GIVEN REQUEST:
Find every line in the entries below that contains the word "example", and copy each of those lines.

Layout element entries:

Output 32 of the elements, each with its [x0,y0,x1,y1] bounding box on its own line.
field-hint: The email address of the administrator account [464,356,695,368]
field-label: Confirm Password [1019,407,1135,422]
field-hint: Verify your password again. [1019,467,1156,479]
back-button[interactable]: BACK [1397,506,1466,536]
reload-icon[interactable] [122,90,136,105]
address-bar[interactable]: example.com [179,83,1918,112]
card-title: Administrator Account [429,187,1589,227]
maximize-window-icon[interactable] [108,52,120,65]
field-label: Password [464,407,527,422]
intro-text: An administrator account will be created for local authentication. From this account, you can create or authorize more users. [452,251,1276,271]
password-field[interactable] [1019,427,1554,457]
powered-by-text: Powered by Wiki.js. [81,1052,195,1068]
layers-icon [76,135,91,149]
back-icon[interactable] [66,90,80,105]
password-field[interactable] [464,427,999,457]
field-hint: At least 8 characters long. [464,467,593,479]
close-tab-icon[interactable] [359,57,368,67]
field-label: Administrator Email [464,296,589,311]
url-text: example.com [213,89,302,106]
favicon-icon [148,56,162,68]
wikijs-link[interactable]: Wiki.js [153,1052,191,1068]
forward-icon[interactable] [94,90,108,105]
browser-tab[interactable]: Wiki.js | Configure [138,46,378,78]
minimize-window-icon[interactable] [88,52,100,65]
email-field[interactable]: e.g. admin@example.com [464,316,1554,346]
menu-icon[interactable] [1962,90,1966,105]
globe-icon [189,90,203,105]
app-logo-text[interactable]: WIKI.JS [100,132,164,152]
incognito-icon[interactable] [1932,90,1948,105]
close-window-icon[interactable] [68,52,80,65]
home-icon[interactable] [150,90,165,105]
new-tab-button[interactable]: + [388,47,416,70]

---

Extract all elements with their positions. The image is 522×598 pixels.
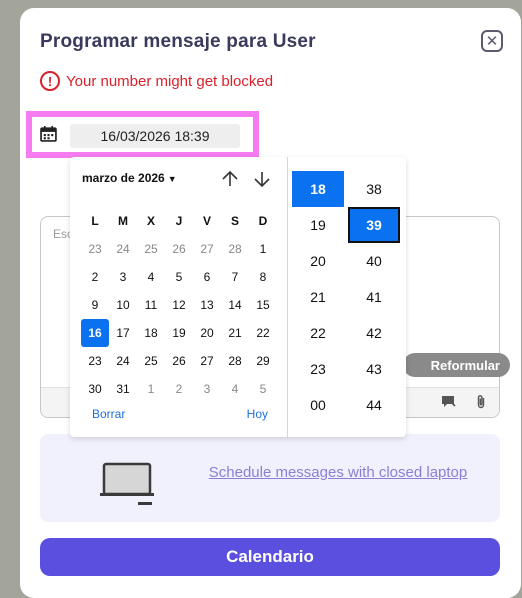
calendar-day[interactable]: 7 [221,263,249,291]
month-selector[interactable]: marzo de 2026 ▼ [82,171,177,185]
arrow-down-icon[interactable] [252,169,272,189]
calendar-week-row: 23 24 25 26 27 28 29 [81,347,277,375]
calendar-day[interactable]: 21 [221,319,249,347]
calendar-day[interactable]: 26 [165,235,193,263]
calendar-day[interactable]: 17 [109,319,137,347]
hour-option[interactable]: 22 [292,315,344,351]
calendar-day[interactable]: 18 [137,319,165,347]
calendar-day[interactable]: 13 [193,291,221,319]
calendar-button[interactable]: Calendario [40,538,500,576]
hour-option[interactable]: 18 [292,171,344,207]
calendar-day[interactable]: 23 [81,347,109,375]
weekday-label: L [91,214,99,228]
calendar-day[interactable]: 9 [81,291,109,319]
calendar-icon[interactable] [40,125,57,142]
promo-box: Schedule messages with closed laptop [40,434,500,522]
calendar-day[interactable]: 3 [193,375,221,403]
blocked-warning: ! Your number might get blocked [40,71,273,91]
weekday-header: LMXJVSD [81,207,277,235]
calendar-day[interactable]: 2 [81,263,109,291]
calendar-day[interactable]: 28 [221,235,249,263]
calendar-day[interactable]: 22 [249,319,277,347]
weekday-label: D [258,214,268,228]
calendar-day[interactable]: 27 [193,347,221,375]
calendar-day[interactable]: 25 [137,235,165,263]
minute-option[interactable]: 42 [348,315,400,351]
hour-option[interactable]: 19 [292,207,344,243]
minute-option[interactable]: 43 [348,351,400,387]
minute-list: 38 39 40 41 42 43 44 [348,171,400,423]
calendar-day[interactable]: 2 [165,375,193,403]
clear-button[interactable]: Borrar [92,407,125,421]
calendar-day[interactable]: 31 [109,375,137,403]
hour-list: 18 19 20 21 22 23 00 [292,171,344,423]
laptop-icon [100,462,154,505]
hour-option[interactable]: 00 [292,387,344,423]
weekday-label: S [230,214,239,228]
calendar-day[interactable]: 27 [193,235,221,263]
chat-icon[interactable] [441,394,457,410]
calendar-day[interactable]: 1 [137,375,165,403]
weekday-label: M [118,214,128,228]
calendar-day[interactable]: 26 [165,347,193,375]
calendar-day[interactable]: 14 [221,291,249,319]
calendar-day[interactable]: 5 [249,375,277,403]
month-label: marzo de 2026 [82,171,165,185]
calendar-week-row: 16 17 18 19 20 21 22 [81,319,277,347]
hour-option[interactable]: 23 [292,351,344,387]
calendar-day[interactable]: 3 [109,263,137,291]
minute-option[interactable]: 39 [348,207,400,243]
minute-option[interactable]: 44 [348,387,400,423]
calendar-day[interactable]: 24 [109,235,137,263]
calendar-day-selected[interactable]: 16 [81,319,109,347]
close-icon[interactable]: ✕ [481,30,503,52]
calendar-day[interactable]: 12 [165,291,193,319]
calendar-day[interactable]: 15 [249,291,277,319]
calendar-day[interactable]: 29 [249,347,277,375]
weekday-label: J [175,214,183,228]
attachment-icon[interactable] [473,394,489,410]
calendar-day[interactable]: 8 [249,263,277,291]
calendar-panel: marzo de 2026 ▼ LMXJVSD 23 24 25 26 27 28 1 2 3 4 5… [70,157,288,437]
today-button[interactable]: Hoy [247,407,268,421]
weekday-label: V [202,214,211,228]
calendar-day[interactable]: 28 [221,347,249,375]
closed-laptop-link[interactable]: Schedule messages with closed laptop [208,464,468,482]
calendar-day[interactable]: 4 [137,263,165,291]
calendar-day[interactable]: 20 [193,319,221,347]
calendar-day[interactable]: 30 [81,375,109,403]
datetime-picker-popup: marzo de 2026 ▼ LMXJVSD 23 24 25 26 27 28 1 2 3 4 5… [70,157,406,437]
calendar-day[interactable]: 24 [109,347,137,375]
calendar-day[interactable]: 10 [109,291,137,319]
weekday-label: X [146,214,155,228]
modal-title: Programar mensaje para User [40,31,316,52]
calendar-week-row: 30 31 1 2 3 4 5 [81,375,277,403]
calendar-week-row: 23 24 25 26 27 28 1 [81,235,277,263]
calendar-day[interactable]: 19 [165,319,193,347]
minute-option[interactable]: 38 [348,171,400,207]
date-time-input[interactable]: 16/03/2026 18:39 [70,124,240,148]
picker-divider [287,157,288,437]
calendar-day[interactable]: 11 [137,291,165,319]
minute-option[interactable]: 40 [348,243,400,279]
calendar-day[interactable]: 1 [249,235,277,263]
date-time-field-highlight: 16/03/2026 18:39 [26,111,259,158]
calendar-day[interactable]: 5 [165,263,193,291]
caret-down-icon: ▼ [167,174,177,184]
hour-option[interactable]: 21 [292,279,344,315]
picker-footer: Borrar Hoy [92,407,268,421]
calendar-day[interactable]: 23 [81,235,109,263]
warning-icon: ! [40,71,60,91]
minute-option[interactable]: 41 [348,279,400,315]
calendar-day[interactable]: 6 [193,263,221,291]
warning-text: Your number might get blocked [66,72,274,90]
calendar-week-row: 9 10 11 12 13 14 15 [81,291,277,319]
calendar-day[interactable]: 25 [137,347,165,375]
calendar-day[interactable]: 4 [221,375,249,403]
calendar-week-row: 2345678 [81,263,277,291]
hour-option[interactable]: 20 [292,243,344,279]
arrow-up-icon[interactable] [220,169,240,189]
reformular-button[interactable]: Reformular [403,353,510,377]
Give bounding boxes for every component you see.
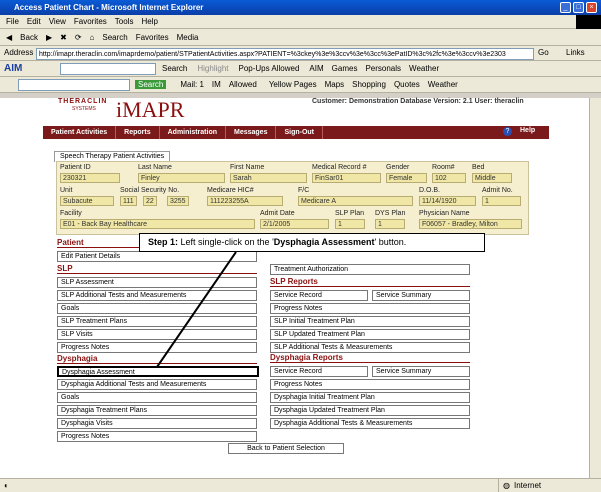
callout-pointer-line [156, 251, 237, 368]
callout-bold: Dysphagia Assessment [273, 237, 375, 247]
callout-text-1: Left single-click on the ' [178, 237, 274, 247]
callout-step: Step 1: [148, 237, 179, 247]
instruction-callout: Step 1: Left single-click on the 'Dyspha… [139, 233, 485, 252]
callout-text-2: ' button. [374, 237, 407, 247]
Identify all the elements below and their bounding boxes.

COMPLETED EXERCISE:
address-bar[interactable]: example.com [179,83,1918,112]
url-text: example.com [213,89,302,106]
email-field[interactable]: e.g. admin@example.com [464,316,1554,346]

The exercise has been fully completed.